* **WHAT YOU NEED TO DO**:
Produce an exact transcription of the listing below, omitting the pictures.

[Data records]
┏━━

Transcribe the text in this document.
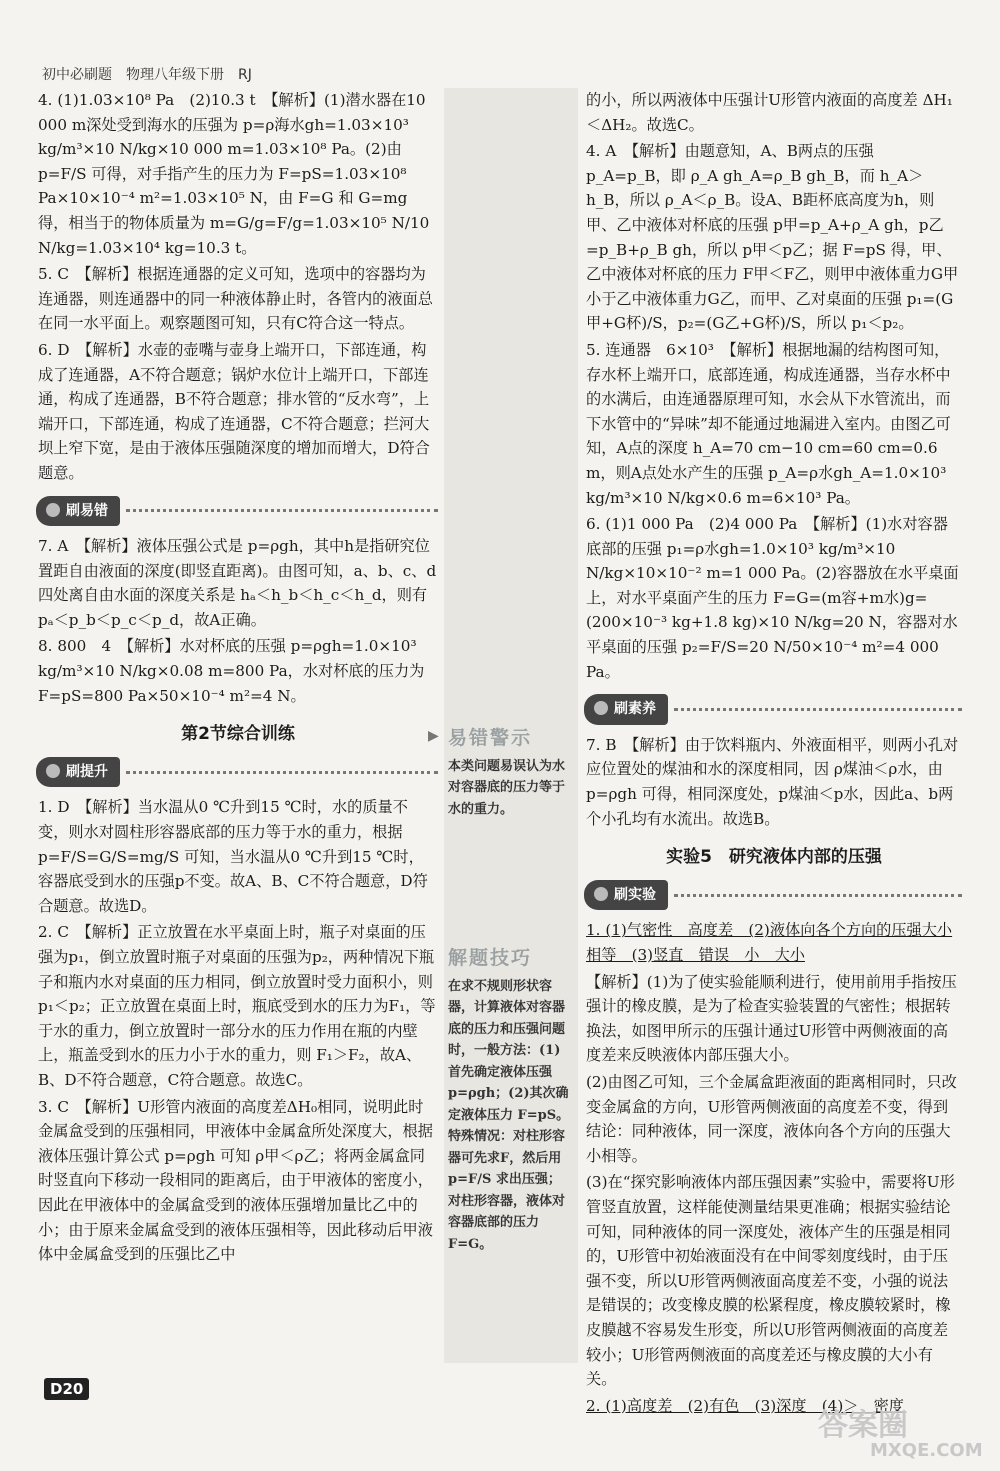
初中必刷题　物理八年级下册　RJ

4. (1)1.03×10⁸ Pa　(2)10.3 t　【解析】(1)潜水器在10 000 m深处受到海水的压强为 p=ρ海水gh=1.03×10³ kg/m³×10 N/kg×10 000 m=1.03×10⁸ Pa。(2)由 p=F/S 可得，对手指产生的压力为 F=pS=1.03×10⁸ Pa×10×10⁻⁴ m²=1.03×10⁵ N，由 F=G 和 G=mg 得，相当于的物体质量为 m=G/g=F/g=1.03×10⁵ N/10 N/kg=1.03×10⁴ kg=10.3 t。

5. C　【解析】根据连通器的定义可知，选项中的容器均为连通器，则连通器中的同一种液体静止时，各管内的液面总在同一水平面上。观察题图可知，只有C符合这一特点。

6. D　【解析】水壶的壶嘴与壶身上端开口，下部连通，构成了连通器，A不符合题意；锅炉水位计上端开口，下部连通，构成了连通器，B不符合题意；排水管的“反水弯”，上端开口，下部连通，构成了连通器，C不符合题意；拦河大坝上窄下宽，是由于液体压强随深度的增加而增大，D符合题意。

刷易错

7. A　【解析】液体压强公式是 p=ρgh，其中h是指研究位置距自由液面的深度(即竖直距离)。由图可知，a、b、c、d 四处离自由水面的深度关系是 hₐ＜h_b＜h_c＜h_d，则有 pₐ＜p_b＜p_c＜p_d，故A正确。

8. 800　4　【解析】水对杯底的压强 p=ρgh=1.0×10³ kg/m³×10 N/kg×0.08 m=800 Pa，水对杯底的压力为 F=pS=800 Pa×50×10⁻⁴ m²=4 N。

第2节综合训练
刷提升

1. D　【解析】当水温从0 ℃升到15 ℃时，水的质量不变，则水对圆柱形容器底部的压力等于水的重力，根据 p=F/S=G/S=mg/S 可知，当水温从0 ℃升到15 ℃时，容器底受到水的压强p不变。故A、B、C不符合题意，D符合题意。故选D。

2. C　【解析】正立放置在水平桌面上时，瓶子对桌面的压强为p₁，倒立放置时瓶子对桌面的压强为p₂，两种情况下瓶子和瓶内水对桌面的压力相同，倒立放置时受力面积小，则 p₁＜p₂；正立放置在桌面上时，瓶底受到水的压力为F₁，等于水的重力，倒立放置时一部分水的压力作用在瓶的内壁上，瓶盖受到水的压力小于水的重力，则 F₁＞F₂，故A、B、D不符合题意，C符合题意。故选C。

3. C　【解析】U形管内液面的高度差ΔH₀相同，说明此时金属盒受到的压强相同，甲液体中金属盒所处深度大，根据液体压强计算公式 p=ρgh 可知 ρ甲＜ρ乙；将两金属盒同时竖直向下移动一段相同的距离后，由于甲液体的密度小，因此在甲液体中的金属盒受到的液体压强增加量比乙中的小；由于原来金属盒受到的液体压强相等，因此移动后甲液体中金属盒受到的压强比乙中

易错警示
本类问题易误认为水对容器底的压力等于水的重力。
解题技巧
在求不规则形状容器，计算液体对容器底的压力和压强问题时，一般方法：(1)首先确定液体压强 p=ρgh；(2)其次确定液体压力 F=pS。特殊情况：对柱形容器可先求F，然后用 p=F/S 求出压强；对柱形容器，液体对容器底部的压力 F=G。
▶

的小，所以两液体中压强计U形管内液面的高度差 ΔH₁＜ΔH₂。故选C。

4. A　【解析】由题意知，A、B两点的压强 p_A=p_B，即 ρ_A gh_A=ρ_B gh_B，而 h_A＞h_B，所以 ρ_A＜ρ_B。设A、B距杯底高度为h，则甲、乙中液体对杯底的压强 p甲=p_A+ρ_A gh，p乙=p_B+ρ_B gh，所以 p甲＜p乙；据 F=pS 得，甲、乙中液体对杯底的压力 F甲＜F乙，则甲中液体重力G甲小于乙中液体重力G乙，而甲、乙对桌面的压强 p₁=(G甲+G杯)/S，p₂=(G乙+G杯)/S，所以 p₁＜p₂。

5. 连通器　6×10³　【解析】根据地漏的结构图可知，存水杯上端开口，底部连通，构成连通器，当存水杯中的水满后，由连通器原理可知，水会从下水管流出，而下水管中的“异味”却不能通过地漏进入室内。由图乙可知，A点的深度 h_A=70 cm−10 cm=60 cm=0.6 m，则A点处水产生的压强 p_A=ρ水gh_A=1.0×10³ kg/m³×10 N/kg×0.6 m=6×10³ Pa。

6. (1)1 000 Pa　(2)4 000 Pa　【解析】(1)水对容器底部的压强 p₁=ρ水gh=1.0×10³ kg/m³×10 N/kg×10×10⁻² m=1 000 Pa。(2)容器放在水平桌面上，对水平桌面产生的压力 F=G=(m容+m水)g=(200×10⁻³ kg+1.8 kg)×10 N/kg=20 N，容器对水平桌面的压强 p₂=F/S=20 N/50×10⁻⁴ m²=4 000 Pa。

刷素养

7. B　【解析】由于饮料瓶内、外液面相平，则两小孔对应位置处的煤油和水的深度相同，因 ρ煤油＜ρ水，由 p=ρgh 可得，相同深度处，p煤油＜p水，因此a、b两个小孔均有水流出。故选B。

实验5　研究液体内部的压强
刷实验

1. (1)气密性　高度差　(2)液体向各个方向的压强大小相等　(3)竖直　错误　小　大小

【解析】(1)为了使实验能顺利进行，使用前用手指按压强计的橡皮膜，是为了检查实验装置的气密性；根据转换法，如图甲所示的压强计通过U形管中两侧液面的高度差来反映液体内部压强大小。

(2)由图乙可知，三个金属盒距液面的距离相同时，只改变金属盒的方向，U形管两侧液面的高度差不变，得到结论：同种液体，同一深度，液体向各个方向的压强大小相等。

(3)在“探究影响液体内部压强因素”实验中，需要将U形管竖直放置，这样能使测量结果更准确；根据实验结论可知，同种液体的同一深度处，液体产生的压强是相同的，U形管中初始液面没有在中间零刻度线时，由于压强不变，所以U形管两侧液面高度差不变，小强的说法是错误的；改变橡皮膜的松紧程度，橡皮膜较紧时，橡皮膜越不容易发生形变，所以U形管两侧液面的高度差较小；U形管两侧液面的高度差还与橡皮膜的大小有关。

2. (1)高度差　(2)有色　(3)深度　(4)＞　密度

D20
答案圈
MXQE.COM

┗━━

* **WRITTEN ANSWER**:
Transcribe the text in this document.
初中必刷题　物理八年级下册　RJ

4. (1)1.03×10⁸ Pa　(2)10.3 t　【解析】(1)潜水器在10 000 m深处受到海水的压强为 p=ρ海水gh=1.03×10³ kg/m³×10 N/kg×10 000 m=1.03×10⁸ Pa。(2)由 p=F/S 可得，对手指产生的压力为 F=pS=1.03×10⁸ Pa×10×10⁻⁴ m²=1.03×10⁵ N，由 F=G 和 G=mg 得，相当于的物体质量为 m=G/g=F/g=1.03×10⁵ N/10 N/kg=1.03×10⁴ kg=10.3 t。

5. C　【解析】根据连通器的定义可知，选项中的容器均为连通器，则连通器中的同一种液体静止时，各管内的液面总在同一水平面上。观察题图可知，只有C符合这一特点。

6. D　【解析】水壶的壶嘴与壶身上端开口，下部连通，构成了连通器，A不符合题意；锅炉水位计上端开口，下部连通，构成了连通器，B不符合题意；排水管的“反水弯”，上端开口，下部连通，构成了连通器，C不符合题意；拦河大坝上窄下宽，是由于液体压强随深度的增加而增大，D符合题意。

刷易错

7. A　【解析】液体压强公式是 p=ρgh，其中h是指研究位置距自由液面的深度(即竖直距离)。由图可知，a、b、c、d 四处离自由水面的深度关系是 hₐ＜h_b＜h_c＜h_d，则有 pₐ＜p_b＜p_c＜p_d，故A正确。

8. 800　4　【解析】水对杯底的压强 p=ρgh=1.0×10³ kg/m³×10 N/kg×0.08 m=800 Pa，水对杯底的压力为 F=pS=800 Pa×50×10⁻⁴ m²=4 N。

第2节综合训练
刷提升

1. D　【解析】当水温从0 ℃升到15 ℃时，水的质量不变，则水对圆柱形容器底部的压力等于水的重力，根据 p=F/S=G/S=mg/S 可知，当水温从0 ℃升到15 ℃时，容器底受到水的压强p不变。故A、B、C不符合题意，D符合题意。故选D。

2. C　【解析】正立放置在水平桌面上时，瓶子对桌面的压强为p₁，倒立放置时瓶子对桌面的压强为p₂，两种情况下瓶子和瓶内水对桌面的压力相同，倒立放置时受力面积小，则 p₁＜p₂；正立放置在桌面上时，瓶底受到水的压力为F₁，等于水的重力，倒立放置时一部分水的压力作用在瓶的内壁上，瓶盖受到水的压力小于水的重力，则 F₁＞F₂，故A、B、D不符合题意，C符合题意。故选C。

3. C　【解析】U形管内液面的高度差ΔH₀相同，说明此时金属盒受到的压强相同，甲液体中金属盒所处深度大，根据液体压强计算公式 p=ρgh 可知 ρ甲＜ρ乙；将两金属盒同时竖直向下移动一段相同的距离后，由于甲液体的密度小，因此在甲液体中的金属盒受到的液体压强增加量比乙中的小；由于原来金属盒受到的液体压强相等，因此移动后甲液体中金属盒受到的压强比乙中

易错警示
本类问题易误认为水对容器底的压力等于水的重力。
解题技巧
在求不规则形状容器，计算液体对容器底的压力和压强问题时，一般方法：(1)首先确定液体压强 p=ρgh；(2)其次确定液体压力 F=pS。特殊情况：对柱形容器可先求F，然后用 p=F/S 求出压强；对柱形容器，液体对容器底部的压力 F=G。
▶

的小，所以两液体中压强计U形管内液面的高度差 ΔH₁＜ΔH₂。故选C。

4. A　【解析】由题意知，A、B两点的压强 p_A=p_B，即 ρ_A gh_A=ρ_B gh_B，而 h_A＞h_B，所以 ρ_A＜ρ_B。设A、B距杯底高度为h，则甲、乙中液体对杯底的压强 p甲=p_A+ρ_A gh，p乙=p_B+ρ_B gh，所以 p甲＜p乙；据 F=pS 得，甲、乙中液体对杯底的压力 F甲＜F乙，则甲中液体重力G甲小于乙中液体重力G乙，而甲、乙对桌面的压强 p₁=(G甲+G杯)/S，p₂=(G乙+G杯)/S，所以 p₁＜p₂。

5. 连通器　6×10³　【解析】根据地漏的结构图可知，存水杯上端开口，底部连通，构成连通器，当存水杯中的水满后，由连通器原理可知，水会从下水管流出，而下水管中的“异味”却不能通过地漏进入室内。由图乙可知，A点的深度 h_A=70 cm−10 cm=60 cm=0.6 m，则A点处水产生的压强 p_A=ρ水gh_A=1.0×10³ kg/m³×10 N/kg×0.6 m=6×10³ Pa。

6. (1)1 000 Pa　(2)4 000 Pa　【解析】(1)水对容器底部的压强 p₁=ρ水gh=1.0×10³ kg/m³×10 N/kg×10×10⁻² m=1 000 Pa。(2)容器放在水平桌面上，对水平桌面产生的压力 F=G=(m容+m水)g=(200×10⁻³ kg+1.8 kg)×10 N/kg=20 N，容器对水平桌面的压强 p₂=F/S=20 N/50×10⁻⁴ m²=4 000 Pa。

刷素养

7. B　【解析】由于饮料瓶内、外液面相平，则两小孔对应位置处的煤油和水的深度相同，因 ρ煤油＜ρ水，由 p=ρgh 可得，相同深度处，p煤油＜p水，因此a、b两个小孔均有水流出。故选B。

实验5　研究液体内部的压强
刷实验

1. (1)气密性　高度差　(2)液体向各个方向的压强大小相等　(3)竖直　错误　小　大小

【解析】(1)为了使实验能顺利进行，使用前用手指按压强计的橡皮膜，是为了检查实验装置的气密性；根据转换法，如图甲所示的压强计通过U形管中两侧液面的高度差来反映液体内部压强大小。

(2)由图乙可知，三个金属盒距液面的距离相同时，只改变金属盒的方向，U形管两侧液面的高度差不变，得到结论：同种液体，同一深度，液体向各个方向的压强大小相等。

(3)在“探究影响液体内部压强因素”实验中，需要将U形管竖直放置，这样能使测量结果更准确；根据实验结论可知，同种液体的同一深度处，液体产生的压强是相同的，U形管中初始液面没有在中间零刻度线时，由于压强不变，所以U形管两侧液面高度差不变，小强的说法是错误的；改变橡皮膜的松紧程度，橡皮膜较紧时，橡皮膜越不容易发生形变，所以U形管两侧液面的高度差较小；U形管两侧液面的高度差还与橡皮膜的大小有关。

2. (1)高度差　(2)有色　(3)深度　(4)＞　密度

D20
答案圈
MXQE.COM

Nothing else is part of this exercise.